* Provided entries:
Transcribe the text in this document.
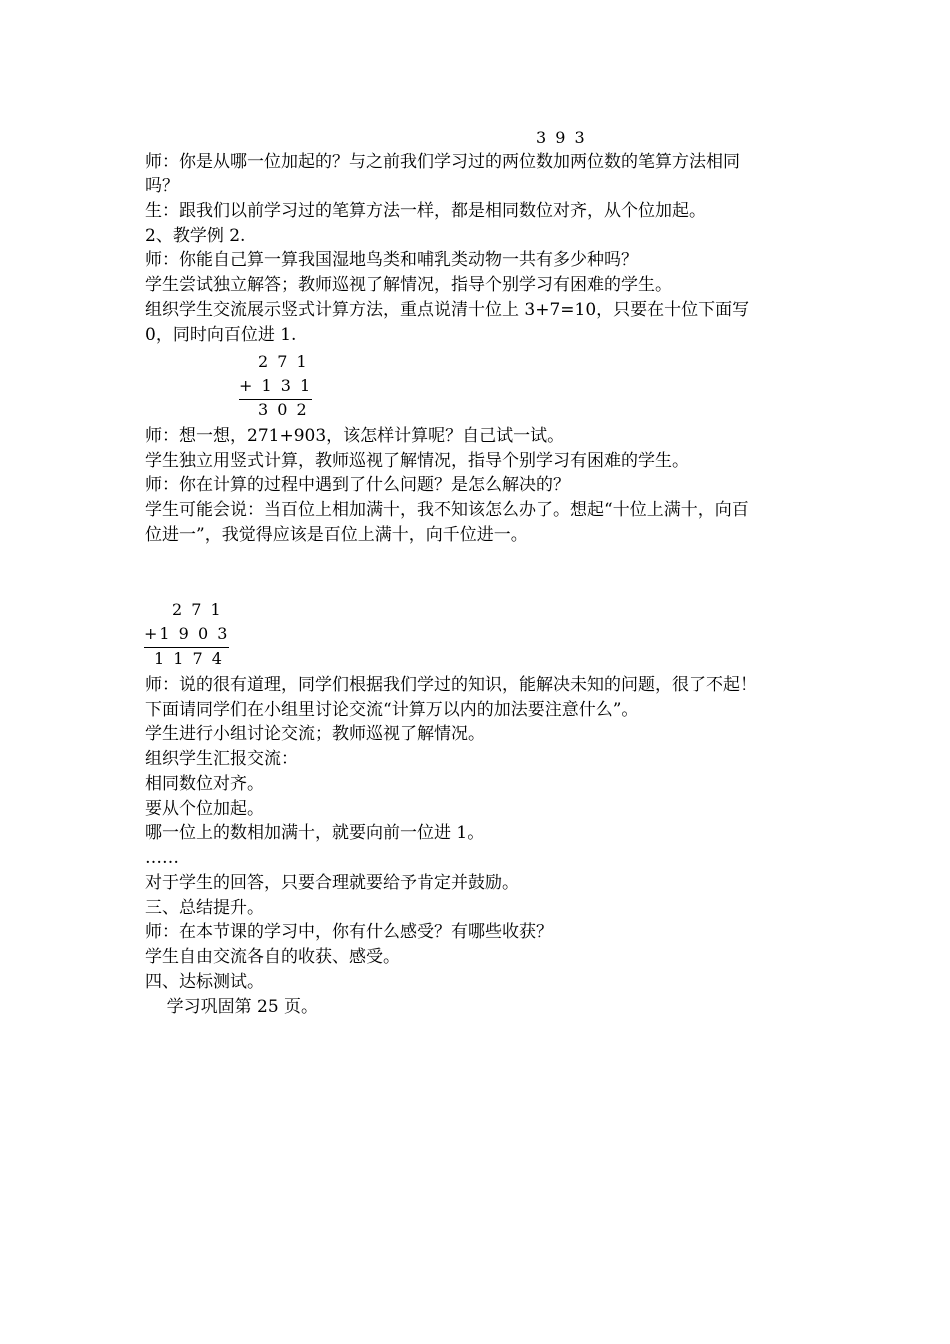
3 9 3
师：你是从哪一位加起的？与之前我们学习过的两位数加两位数的笔算方法相同
吗？
生：跟我们以前学习过的笔算方法一样，都是相同数位对齐，从个位加起。
2、教学例 2.
师：你能自己算一算我国湿地鸟类和哺乳类动物一共有多少种吗？
学生尝试独立解答；教师巡视了解情况，指导个别学习有困难的学生。
组织学生交流展示竖式计算方法，重点说清十位上 3+7=10，只要在十位下面写
0，同时向百位进 1.
2 7 1
+ 1 3 1
3 0 2
师：想一想，271+903，该怎样计算呢？自己试一试。
学生独立用竖式计算，教师巡视了解情况，指导个别学习有困难的学生。
师：你在计算的过程中遇到了什么问题？是怎么解决的？
学生可能会说：当百位上相加满十，我不知该怎么办了。想起“十位上满十，向百
位进一”，我觉得应该是百位上满十，向千位进一。
2 7 1
+1 9 0 3
1 1 7 4
师：说的很有道理，同学们根据我们学过的知识，能解决未知的问题，很了不起！
下面请同学们在小组里讨论交流“计算万以内的加法要注意什么”。
学生进行小组讨论交流；教师巡视了解情况。
组织学生汇报交流：
相同数位对齐。
要从个位加起。
哪一位上的数相加满十，就要向前一位进 1。
……
对于学生的回答，只要合理就要给予肯定并鼓励。
三、总结提升。
师：在本节课的学习中，你有什么感受？有哪些收获？
学生自由交流各自的收获、感受。
四、达标测试。
学习巩固第 25 页。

* Exercise aim:
Output a faithful copy of the data, with each picture left out.

* Solution to this exercise:
Transcribe the text in this document.
3 9 3
师：你是从哪一位加起的？与之前我们学习过的两位数加两位数的笔算方法相同
吗？
生：跟我们以前学习过的笔算方法一样，都是相同数位对齐，从个位加起。
2、教学例 2.
师：你能自己算一算我国湿地鸟类和哺乳类动物一共有多少种吗？
学生尝试独立解答；教师巡视了解情况，指导个别学习有困难的学生。
组织学生交流展示竖式计算方法，重点说清十位上 3+7=10，只要在十位下面写
0，同时向百位进 1.
2 7 1
+ 1 3 1
3 0 2
师：想一想，271+903，该怎样计算呢？自己试一试。
学生独立用竖式计算，教师巡视了解情况，指导个别学习有困难的学生。
师：你在计算的过程中遇到了什么问题？是怎么解决的？
学生可能会说：当百位上相加满十，我不知该怎么办了。想起“十位上满十，向百
位进一”，我觉得应该是百位上满十，向千位进一。
2 7 1
+1 9 0 3
1 1 7 4
师：说的很有道理，同学们根据我们学过的知识，能解决未知的问题，很了不起！
下面请同学们在小组里讨论交流“计算万以内的加法要注意什么”。
学生进行小组讨论交流；教师巡视了解情况。
组织学生汇报交流：
相同数位对齐。
要从个位加起。
哪一位上的数相加满十，就要向前一位进 1。
……
对于学生的回答，只要合理就要给予肯定并鼓励。
三、总结提升。
师：在本节课的学习中，你有什么感受？有哪些收获？
学生自由交流各自的收获、感受。
四、达标测试。
学习巩固第 25 页。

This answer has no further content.